WHAT TO PRODUCE
Note each line where "Václav" appears, and copy it.

TASK MATERIAL
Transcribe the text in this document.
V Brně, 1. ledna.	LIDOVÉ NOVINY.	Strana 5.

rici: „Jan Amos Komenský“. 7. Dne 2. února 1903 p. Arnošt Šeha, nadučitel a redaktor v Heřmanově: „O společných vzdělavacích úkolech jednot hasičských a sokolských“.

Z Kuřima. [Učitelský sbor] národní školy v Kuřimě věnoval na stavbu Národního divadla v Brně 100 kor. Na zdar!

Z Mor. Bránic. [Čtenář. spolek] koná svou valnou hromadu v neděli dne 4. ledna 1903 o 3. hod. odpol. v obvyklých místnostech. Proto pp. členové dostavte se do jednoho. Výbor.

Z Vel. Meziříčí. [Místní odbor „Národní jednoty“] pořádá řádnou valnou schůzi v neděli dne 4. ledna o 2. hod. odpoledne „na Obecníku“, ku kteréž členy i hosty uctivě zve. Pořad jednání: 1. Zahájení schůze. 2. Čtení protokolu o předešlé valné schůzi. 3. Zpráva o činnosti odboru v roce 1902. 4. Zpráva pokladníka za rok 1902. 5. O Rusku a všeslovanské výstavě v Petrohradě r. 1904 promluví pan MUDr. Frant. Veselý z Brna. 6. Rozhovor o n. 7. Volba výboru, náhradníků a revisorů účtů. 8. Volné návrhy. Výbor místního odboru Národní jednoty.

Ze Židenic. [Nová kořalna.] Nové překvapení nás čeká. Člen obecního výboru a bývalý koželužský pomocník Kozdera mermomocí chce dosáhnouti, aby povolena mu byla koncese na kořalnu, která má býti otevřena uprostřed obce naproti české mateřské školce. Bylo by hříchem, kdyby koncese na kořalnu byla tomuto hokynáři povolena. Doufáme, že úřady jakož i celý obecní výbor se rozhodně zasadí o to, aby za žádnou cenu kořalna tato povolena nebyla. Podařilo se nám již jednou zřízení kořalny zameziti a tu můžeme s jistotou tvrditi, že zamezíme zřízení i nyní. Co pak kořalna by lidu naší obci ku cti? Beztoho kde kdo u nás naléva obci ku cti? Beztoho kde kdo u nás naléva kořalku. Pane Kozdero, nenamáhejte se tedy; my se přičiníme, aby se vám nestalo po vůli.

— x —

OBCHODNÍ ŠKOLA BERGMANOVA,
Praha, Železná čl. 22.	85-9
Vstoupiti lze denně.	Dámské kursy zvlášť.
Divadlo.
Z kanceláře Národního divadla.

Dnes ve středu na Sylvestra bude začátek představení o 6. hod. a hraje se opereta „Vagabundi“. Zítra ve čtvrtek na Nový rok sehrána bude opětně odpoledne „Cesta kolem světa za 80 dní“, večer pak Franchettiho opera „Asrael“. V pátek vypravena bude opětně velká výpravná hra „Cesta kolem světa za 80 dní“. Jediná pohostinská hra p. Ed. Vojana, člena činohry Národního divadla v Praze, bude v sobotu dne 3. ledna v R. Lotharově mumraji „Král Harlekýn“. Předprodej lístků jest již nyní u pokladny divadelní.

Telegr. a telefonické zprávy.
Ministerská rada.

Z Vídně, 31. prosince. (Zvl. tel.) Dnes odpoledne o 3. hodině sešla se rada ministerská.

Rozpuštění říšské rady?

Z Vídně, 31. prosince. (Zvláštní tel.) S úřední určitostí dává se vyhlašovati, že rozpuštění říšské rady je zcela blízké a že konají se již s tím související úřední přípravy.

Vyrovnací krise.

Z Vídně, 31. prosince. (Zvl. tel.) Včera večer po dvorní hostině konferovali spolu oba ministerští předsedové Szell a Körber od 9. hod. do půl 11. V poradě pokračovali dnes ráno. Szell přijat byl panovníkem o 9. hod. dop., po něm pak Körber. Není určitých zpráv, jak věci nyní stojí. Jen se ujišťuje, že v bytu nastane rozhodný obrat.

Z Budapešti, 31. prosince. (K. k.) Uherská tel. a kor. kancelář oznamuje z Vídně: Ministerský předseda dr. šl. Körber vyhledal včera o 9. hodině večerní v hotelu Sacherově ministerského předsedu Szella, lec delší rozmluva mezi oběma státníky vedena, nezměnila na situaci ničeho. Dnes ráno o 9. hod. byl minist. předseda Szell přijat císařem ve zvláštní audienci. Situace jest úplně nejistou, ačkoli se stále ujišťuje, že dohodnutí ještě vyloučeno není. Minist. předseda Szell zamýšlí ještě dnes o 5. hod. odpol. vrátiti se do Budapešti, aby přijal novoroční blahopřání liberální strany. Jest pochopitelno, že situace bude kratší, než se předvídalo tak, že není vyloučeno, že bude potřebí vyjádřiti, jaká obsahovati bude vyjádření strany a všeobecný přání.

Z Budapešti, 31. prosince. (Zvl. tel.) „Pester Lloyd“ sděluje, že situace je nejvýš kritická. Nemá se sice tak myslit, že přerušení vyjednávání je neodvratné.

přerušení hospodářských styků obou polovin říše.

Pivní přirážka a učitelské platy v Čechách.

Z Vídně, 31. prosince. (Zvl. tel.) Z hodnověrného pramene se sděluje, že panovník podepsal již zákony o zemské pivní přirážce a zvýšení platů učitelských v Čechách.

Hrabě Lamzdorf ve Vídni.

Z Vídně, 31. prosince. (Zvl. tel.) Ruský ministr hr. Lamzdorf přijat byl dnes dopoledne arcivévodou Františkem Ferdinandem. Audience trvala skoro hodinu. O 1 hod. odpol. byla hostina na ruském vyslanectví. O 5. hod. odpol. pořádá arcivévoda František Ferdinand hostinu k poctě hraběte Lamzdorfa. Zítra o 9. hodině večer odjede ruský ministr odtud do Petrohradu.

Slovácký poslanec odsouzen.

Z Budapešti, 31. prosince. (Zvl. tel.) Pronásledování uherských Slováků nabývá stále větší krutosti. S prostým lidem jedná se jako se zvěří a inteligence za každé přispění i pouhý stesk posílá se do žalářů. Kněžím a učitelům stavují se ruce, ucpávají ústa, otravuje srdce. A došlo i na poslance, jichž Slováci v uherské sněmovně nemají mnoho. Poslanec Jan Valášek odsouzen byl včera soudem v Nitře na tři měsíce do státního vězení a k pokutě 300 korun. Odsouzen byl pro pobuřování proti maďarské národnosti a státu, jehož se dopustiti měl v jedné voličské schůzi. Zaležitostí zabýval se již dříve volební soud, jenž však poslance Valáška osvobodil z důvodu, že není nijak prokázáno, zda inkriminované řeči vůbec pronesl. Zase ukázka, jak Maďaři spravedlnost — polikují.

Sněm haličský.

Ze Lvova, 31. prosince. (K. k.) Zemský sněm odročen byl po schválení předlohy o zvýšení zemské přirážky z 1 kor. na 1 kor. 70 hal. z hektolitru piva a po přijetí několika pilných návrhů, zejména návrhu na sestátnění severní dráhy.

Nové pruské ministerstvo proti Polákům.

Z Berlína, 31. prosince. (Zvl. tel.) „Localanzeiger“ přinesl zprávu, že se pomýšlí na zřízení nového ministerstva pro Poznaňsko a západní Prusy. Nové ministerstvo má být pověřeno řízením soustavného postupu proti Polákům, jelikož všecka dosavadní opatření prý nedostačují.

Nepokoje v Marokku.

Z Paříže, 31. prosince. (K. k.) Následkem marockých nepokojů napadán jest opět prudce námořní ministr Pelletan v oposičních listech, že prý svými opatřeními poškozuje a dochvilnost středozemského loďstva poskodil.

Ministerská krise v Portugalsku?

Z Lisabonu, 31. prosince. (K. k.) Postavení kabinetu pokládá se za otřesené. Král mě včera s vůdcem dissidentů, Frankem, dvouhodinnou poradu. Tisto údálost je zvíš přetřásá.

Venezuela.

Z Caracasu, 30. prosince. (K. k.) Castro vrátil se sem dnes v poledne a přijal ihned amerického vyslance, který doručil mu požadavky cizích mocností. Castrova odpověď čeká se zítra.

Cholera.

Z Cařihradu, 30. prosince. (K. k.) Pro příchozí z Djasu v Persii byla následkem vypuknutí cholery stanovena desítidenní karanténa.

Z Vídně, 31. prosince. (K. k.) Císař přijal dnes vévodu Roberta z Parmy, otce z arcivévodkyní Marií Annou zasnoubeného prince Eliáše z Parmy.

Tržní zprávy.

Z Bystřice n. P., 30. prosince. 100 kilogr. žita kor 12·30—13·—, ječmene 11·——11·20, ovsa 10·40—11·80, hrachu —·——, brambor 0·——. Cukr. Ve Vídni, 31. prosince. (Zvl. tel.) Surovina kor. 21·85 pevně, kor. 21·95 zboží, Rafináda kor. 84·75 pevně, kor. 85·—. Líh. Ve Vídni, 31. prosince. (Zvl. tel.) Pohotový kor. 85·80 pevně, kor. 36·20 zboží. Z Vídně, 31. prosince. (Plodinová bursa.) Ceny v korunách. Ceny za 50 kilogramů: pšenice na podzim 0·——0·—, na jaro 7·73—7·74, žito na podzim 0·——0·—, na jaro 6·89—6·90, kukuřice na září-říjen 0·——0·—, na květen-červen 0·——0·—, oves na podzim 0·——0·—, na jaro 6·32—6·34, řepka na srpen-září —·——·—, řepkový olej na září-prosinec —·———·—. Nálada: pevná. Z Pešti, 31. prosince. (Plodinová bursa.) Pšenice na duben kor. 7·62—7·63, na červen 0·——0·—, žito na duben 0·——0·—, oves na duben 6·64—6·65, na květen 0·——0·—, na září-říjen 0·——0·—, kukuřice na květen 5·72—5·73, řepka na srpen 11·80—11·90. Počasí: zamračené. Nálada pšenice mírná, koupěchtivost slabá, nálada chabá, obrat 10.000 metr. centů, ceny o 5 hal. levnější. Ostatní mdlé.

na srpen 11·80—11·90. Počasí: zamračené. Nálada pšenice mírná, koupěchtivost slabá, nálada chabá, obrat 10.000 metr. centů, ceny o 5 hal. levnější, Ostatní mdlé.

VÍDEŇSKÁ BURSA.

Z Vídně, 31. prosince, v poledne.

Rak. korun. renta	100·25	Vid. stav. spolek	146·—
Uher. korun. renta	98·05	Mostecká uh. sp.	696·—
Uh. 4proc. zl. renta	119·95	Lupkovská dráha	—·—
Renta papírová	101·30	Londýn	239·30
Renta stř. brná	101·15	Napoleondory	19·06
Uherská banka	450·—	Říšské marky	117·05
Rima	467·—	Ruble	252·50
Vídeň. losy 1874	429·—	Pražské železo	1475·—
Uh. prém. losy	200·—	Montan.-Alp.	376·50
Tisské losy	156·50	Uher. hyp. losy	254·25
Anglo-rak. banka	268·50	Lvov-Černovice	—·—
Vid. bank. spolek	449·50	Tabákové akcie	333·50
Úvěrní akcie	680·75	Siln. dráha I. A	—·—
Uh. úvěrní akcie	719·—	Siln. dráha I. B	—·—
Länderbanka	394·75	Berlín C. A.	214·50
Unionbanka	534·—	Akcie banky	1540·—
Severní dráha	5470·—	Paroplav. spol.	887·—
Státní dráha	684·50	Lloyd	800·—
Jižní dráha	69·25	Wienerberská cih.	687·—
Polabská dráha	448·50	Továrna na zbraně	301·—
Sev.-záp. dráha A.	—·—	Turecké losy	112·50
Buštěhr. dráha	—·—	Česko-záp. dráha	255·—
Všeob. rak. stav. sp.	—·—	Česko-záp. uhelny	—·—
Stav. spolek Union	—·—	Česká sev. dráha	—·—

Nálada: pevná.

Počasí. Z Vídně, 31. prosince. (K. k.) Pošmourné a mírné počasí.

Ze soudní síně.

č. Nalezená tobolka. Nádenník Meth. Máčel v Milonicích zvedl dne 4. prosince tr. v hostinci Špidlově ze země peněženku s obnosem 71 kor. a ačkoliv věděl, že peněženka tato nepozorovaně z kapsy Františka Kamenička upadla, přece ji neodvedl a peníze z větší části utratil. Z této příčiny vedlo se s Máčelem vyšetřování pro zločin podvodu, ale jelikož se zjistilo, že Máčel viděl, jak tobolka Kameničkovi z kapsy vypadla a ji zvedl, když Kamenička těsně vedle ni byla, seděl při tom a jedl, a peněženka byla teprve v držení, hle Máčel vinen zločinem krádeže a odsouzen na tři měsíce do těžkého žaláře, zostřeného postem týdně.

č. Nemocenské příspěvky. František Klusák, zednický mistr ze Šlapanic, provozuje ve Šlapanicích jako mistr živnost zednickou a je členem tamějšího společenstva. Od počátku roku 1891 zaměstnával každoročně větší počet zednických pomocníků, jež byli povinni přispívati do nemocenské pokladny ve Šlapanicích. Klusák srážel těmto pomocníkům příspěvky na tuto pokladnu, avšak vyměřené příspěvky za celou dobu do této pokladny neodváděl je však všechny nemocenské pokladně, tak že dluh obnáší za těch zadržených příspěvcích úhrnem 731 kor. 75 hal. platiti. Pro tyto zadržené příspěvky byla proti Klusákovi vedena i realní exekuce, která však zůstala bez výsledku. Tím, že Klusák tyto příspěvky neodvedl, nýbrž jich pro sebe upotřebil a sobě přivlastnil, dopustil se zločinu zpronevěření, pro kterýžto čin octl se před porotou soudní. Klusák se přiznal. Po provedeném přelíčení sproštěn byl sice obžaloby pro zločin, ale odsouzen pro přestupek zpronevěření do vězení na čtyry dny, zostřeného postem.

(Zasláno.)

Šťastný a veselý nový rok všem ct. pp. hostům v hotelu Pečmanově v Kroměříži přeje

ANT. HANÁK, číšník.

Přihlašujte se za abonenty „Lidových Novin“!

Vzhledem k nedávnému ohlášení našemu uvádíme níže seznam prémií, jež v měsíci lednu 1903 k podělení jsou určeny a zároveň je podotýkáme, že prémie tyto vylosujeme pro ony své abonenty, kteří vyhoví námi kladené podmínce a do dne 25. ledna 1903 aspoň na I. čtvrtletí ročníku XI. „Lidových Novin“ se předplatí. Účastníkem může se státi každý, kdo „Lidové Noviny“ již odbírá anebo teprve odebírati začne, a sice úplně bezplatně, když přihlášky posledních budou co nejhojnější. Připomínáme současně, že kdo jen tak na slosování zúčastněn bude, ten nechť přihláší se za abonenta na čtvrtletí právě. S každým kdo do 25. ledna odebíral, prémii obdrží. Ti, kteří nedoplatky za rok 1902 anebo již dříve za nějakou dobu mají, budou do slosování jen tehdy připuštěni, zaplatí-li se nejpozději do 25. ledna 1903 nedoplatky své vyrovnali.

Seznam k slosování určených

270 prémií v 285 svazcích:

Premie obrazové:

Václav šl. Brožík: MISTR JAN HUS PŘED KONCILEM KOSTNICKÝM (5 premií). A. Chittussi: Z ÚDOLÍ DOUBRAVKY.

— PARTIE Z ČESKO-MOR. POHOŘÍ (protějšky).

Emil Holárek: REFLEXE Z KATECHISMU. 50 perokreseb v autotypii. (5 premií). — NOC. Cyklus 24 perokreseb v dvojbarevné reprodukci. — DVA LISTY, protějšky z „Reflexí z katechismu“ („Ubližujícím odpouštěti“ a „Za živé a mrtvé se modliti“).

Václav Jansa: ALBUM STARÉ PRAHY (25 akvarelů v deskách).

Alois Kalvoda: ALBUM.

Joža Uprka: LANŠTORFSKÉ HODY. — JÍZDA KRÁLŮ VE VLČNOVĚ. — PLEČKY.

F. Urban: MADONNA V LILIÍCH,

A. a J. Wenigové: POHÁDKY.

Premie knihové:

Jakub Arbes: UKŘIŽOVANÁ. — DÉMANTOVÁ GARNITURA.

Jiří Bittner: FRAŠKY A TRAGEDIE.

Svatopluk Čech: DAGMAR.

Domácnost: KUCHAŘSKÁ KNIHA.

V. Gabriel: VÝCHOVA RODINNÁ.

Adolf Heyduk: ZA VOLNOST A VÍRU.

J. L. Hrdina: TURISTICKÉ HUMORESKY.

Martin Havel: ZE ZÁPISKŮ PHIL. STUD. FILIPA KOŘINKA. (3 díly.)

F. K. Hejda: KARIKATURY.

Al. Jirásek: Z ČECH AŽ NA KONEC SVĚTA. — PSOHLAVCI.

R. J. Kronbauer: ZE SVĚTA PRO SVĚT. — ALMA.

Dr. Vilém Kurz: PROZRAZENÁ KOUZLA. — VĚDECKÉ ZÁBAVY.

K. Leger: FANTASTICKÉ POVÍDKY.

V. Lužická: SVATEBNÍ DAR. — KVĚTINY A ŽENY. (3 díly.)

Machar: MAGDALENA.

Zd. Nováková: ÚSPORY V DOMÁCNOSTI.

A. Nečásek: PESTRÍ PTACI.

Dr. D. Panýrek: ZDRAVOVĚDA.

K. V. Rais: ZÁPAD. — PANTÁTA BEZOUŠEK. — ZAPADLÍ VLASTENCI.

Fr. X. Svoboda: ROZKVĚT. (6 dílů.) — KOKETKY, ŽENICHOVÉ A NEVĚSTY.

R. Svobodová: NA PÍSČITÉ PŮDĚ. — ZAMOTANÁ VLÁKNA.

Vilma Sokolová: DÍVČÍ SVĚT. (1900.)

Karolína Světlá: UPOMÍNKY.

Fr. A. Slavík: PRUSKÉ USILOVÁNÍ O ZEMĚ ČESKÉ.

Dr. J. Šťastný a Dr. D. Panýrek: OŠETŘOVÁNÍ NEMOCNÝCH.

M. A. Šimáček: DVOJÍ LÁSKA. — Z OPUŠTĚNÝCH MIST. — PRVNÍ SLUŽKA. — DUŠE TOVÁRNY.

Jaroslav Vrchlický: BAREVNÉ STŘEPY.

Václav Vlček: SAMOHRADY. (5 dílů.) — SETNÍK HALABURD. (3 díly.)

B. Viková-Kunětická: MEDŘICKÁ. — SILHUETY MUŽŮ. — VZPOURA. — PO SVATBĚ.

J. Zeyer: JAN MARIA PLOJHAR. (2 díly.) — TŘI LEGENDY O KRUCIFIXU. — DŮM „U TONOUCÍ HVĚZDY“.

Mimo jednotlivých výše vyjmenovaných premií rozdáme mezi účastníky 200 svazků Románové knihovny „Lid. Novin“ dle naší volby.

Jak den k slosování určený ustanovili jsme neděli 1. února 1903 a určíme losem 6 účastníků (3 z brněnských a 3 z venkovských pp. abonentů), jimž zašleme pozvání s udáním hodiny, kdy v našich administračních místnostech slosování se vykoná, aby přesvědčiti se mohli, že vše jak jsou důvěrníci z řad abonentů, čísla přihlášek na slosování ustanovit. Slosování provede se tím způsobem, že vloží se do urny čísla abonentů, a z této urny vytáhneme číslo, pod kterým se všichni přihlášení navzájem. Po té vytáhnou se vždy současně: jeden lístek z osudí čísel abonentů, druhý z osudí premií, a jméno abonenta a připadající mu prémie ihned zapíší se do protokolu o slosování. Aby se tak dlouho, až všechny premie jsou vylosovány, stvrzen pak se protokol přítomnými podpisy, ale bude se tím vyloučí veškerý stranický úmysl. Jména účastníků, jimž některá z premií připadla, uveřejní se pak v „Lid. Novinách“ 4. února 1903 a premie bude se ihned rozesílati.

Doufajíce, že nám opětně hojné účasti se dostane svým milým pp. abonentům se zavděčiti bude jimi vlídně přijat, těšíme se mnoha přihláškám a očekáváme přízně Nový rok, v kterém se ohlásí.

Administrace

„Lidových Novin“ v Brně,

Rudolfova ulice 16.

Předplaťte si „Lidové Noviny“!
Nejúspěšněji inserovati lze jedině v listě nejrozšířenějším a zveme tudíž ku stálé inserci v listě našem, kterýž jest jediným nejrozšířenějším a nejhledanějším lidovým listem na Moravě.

COMPLETED EXERCISE
Václav šl. Brožík: MISTR JAN HUS PŘED KONCILEM KOSTNICKÝM (5 premií). A. Chittussi: Z ÚDOLÍ DOUBRAVKY.
Václav Jansa: ALBUM STARÉ PRAHY (25 akvarelů v deskách).
Václav Vlček: SAMOHRADY. (5 dílů.) — SETNÍK HALABURD. (3 díly.)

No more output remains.